• [Données des éléments et de leurs coordonnées]
──────────────────────────────

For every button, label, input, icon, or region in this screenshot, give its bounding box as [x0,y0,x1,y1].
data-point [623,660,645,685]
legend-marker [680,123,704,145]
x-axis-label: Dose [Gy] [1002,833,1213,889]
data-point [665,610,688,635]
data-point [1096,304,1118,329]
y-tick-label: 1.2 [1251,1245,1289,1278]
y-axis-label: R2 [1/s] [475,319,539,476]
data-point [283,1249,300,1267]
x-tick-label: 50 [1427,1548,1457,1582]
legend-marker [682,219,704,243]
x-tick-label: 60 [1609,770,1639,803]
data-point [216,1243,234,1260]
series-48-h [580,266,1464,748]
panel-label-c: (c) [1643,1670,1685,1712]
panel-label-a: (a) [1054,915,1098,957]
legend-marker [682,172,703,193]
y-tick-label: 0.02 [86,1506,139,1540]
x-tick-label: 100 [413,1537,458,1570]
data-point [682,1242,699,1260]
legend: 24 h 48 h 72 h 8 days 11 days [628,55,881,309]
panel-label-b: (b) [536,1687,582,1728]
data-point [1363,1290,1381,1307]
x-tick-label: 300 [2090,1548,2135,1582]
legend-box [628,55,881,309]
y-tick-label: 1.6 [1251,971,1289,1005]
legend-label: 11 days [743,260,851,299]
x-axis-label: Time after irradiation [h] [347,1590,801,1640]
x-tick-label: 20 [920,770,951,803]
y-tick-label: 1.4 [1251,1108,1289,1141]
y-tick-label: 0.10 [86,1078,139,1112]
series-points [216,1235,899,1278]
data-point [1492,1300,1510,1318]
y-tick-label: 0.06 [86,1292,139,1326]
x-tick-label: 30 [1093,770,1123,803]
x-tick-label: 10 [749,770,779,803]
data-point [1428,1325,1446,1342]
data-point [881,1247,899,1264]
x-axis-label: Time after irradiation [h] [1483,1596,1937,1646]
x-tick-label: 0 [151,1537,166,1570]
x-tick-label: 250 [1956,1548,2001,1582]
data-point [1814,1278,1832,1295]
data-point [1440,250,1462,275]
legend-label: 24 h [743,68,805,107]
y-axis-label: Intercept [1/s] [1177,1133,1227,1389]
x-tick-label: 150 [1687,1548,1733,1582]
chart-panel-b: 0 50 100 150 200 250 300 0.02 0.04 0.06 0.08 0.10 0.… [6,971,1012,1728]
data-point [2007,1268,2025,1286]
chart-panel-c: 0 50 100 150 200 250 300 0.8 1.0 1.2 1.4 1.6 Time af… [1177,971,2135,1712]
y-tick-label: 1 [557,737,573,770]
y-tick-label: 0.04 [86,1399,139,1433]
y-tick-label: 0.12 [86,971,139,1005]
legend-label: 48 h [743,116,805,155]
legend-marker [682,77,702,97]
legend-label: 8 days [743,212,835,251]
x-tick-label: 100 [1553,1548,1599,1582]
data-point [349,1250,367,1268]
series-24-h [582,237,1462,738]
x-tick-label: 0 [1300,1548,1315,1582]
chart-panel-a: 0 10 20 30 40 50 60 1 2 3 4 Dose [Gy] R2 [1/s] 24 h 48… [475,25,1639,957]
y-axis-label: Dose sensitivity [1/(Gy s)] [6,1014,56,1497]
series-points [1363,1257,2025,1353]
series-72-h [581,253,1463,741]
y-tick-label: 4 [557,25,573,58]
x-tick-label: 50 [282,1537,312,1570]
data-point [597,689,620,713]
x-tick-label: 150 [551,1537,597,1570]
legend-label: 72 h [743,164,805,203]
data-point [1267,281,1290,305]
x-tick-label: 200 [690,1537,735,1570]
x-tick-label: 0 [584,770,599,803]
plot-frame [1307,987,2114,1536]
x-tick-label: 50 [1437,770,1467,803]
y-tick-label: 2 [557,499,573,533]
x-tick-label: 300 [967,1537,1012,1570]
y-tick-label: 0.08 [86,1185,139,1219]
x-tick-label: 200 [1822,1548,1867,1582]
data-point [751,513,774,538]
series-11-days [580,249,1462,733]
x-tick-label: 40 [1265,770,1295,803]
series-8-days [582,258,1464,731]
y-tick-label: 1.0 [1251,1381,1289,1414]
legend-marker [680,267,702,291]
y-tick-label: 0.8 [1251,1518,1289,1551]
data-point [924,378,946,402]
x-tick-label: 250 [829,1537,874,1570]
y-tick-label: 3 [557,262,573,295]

──────────────────────────────

• [Tâche à traiter] Modifiez les lignes des données depuis leur début jusqu'à la ligne contenant « data-point [881,1247,899,1264] », celle-ci comprise, en remplaçant « legend-marker » par « legend-symbol » sans rien changer d'autre.

• [Résultat de la tâche]
For every button, label, input, icon, or region in this screenshot, give its bounding box as [x0,y0,x1,y1].
data-point [623,660,645,685]
legend-symbol [680,123,704,145]
x-axis-label: Dose [Gy] [1002,833,1213,889]
data-point [665,610,688,635]
data-point [1096,304,1118,329]
y-tick-label: 1.2 [1251,1245,1289,1278]
y-axis-label: R2 [1/s] [475,319,539,476]
data-point [283,1249,300,1267]
x-tick-label: 50 [1427,1548,1457,1582]
legend-symbol [682,219,704,243]
x-tick-label: 60 [1609,770,1639,803]
data-point [216,1243,234,1260]
series-48-h [580,266,1464,748]
panel-label-c: (c) [1643,1670,1685,1712]
panel-label-a: (a) [1054,915,1098,957]
legend-symbol [682,172,703,193]
y-tick-label: 0.02 [86,1506,139,1540]
x-tick-label: 100 [413,1537,458,1570]
data-point [682,1242,699,1260]
legend: 24 h 48 h 72 h 8 days 11 days [628,55,881,309]
panel-label-b: (b) [536,1687,582,1728]
data-point [1363,1290,1381,1307]
x-tick-label: 300 [2090,1548,2135,1582]
legend-box [628,55,881,309]
y-tick-label: 1.6 [1251,971,1289,1005]
legend-label: 11 days [743,260,851,299]
x-axis-label: Time after irradiation [h] [347,1590,801,1640]
x-tick-label: 20 [920,770,951,803]
y-tick-label: 1.4 [1251,1108,1289,1141]
y-tick-label: 0.10 [86,1078,139,1112]
series-points [216,1235,899,1278]
data-point [1492,1300,1510,1318]
y-tick-label: 0.06 [86,1292,139,1326]
x-tick-label: 30 [1093,770,1123,803]
x-tick-label: 10 [749,770,779,803]
data-point [1428,1325,1446,1342]
data-point [881,1247,899,1264]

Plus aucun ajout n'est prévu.